== STORED RECORDS ==
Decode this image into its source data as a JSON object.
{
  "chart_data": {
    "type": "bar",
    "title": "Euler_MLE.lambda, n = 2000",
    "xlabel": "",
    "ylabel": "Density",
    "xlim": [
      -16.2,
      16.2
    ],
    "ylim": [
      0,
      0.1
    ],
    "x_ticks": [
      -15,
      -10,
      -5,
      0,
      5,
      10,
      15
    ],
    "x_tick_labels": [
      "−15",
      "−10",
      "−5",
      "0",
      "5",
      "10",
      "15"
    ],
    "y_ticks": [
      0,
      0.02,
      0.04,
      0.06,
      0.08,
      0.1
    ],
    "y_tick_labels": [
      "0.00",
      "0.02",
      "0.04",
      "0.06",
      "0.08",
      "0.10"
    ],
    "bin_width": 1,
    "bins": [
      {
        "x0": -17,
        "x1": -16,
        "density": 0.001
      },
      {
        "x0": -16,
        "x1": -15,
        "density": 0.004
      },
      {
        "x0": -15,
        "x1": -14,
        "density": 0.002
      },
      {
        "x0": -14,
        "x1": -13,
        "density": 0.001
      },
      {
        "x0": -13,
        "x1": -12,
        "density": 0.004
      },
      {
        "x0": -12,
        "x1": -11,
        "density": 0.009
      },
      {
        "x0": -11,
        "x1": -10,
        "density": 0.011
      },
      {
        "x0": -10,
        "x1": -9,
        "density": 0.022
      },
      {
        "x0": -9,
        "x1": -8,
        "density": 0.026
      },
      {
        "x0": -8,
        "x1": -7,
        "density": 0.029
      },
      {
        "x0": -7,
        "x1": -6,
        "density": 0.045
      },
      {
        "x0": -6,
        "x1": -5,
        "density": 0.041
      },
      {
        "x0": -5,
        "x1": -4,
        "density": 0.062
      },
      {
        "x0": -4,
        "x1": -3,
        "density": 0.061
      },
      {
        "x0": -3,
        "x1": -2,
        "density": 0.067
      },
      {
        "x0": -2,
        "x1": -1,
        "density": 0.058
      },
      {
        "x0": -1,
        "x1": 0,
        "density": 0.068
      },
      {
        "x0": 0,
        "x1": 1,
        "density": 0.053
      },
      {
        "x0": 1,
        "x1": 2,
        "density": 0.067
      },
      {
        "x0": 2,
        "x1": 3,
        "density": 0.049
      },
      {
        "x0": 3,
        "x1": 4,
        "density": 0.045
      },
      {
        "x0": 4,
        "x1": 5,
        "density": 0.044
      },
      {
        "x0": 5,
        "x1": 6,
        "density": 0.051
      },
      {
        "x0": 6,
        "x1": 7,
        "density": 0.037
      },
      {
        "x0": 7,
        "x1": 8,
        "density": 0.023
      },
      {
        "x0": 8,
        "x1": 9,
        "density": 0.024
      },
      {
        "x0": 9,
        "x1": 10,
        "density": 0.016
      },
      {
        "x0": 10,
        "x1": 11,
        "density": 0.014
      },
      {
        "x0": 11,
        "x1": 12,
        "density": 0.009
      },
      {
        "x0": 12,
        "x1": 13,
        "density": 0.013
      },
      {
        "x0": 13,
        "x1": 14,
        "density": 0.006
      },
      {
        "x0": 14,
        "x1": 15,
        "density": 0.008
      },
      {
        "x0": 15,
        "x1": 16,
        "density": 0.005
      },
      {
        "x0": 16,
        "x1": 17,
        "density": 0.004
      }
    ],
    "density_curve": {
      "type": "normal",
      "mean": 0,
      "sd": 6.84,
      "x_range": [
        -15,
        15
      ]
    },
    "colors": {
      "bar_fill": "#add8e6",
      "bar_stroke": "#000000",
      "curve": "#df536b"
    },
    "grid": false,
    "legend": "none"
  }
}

== WHAT IS BEING ASKED ==
Copy out the full set of records precisely, leaving nothing out.

== FULL SOLUTION ==
Decode this image into its source data as a JSON object.
{
  "chart_data": {
    "type": "bar",
    "title": "Euler_MLE.lambda, n = 2000",
    "xlabel": "",
    "ylabel": "Density",
    "xlim": [
      -16.2,
      16.2
    ],
    "ylim": [
      0,
      0.1
    ],
    "x_ticks": [
      -15,
      -10,
      -5,
      0,
      5,
      10,
      15
    ],
    "x_tick_labels": [
      "−15",
      "−10",
      "−5",
      "0",
      "5",
      "10",
      "15"
    ],
    "y_ticks": [
      0,
      0.02,
      0.04,
      0.06,
      0.08,
      0.1
    ],
    "y_tick_labels": [
      "0.00",
      "0.02",
      "0.04",
      "0.06",
      "0.08",
      "0.10"
    ],
    "bin_width": 1,
    "bins": [
      {
        "x0": -17,
        "x1": -16,
        "density": 0.001
      },
      {
        "x0": -16,
        "x1": -15,
        "density": 0.004
      },
      {
        "x0": -15,
        "x1": -14,
        "density": 0.002
      },
      {
        "x0": -14,
        "x1": -13,
        "density": 0.001
      },
      {
        "x0": -13,
        "x1": -12,
        "density": 0.004
      },
      {
        "x0": -12,
        "x1": -11,
        "density": 0.009
      },
      {
        "x0": -11,
        "x1": -10,
        "density": 0.011
      },
      {
        "x0": -10,
        "x1": -9,
        "density": 0.022
      },
      {
        "x0": -9,
        "x1": -8,
        "density": 0.026
      },
      {
        "x0": -8,
        "x1": -7,
        "density": 0.029
      },
      {
        "x0": -7,
        "x1": -6,
        "density": 0.045
      },
      {
        "x0": -6,
        "x1": -5,
        "density": 0.041
      },
      {
        "x0": -5,
        "x1": -4,
        "density": 0.062
      },
      {
        "x0": -4,
        "x1": -3,
        "density": 0.061
      },
      {
        "x0": -3,
        "x1": -2,
        "density": 0.067
      },
      {
        "x0": -2,
        "x1": -1,
        "density": 0.058
      },
      {
        "x0": -1,
        "x1": 0,
        "density": 0.068
      },
      {
        "x0": 0,
        "x1": 1,
        "density": 0.053
      },
      {
        "x0": 1,
        "x1": 2,
        "density": 0.067
      },
      {
        "x0": 2,
        "x1": 3,
        "density": 0.049
      },
      {
        "x0": 3,
        "x1": 4,
        "density": 0.045
      },
      {
        "x0": 4,
        "x1": 5,
        "density": 0.044
      },
      {
        "x0": 5,
        "x1": 6,
        "density": 0.051
      },
      {
        "x0": 6,
        "x1": 7,
        "density": 0.037
      },
      {
        "x0": 7,
        "x1": 8,
        "density": 0.023
      },
      {
        "x0": 8,
        "x1": 9,
        "density": 0.024
      },
      {
        "x0": 9,
        "x1": 10,
        "density": 0.016
      },
      {
        "x0": 10,
        "x1": 11,
        "density": 0.014
      },
      {
        "x0": 11,
        "x1": 12,
        "density": 0.009
      },
      {
        "x0": 12,
        "x1": 13,
        "density": 0.013
      },
      {
        "x0": 13,
        "x1": 14,
        "density": 0.006
      },
      {
        "x0": 14,
        "x1": 15,
        "density": 0.008
      },
      {
        "x0": 15,
        "x1": 16,
        "density": 0.005
      },
      {
        "x0": 16,
        "x1": 17,
        "density": 0.004
      }
    ],
    "density_curve": {
      "type": "normal",
      "mean": 0,
      "sd": 6.84,
      "x_range": [
        -15,
        15
      ]
    },
    "colors": {
      "bar_fill": "#add8e6",
      "bar_stroke": "#000000",
      "curve": "#df536b"
    },
    "grid": false,
    "legend": "none"
  }
}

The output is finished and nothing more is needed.